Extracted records
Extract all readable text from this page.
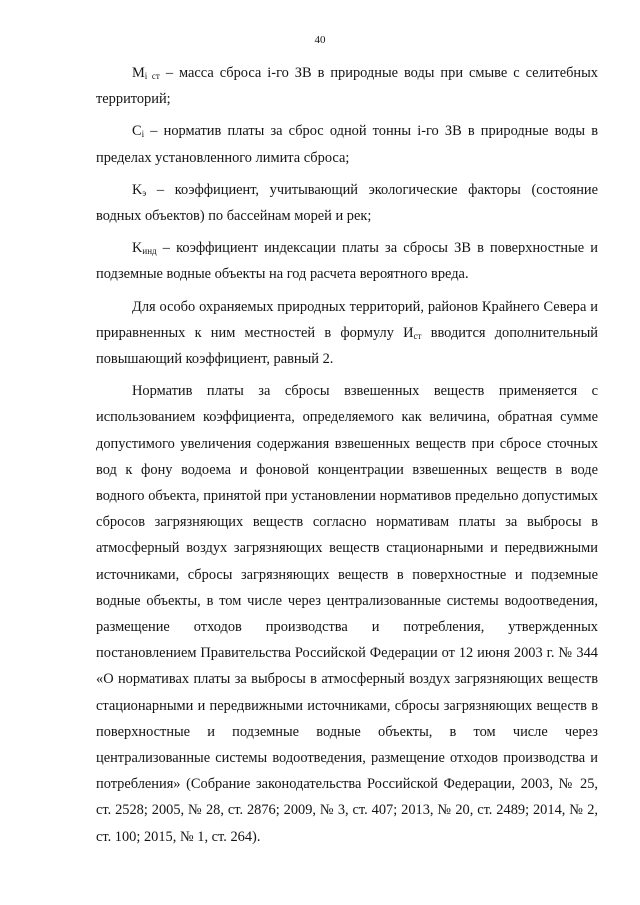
40

$M_{i ст}$ – масса сброса i-го ЗВ в природные воды при смыве с селитебных территорий;

$C_i$ – норматив платы за сброс одной тонны i-го ЗВ в природные воды в пределах установленного лимита сброса;

$K_э$ – коэффициент, учитывающий экологические факторы (состояние водных объектов) по бассейнам морей и рек;

$K_{инд}$ – коэффициент индексации платы за сбросы ЗВ в поверхностные и подземные водные объекты на год расчета вероятного вреда.

Для особо охраняемых природных территорий, районов Крайнего Севера и приравненных к ним местностей в формулу $И_{ст}$ вводится дополнительный повышающий коэффициент, равный 2.

Норматив платы за сбросы взвешенных веществ применяется с использованием коэффициента, определяемого как величина, обратная сумме допустимого увеличения содержания взвешенных веществ при сбросе сточных вод к фону водоема и фоновой концентрации взвешенных веществ в воде водного объекта, принятой при установлении нормативов предельно допустимых сбросов загрязняющих веществ согласно нормативам платы за выбросы в атмосферный воздух загрязняющих веществ стационарными и передвижными источниками, сбросы загрязняющих веществ в поверхностные и подземные водные объекты, в том числе через централизованные системы водоотведения, размещение отходов производства и потребления, утвержденных постановлением Правительства Российской Федерации от 12 июня 2003 г. № 344 «О нормативах платы за выбросы в атмосферный воздух загрязняющих веществ стационарными и передвижными источниками, сбросы загрязняющих веществ в поверхностные и подземные водные объекты, в том числе через централизованные системы водоотведения, размещение отходов производства и потребления» (Собрание законодательства Российской Федерации, 2003, № 25, ст. 2528; 2005, № 28, ст. 2876; 2009, № 3, ст. 407; 2013, № 20, ст. 2489; 2014, № 2, ст. 100; 2015, № 1, ст. 264).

Written task.
Copy each line of the listing that holds the word "воды".

Final result.
$M_{i ст}$ – масса сброса i-го ЗВ в природные воды при смыве с селитебных территорий;
$C_i$ – норматив платы за сброс одной тонны i-го ЗВ в природные воды в пределах установленного лимита сброса;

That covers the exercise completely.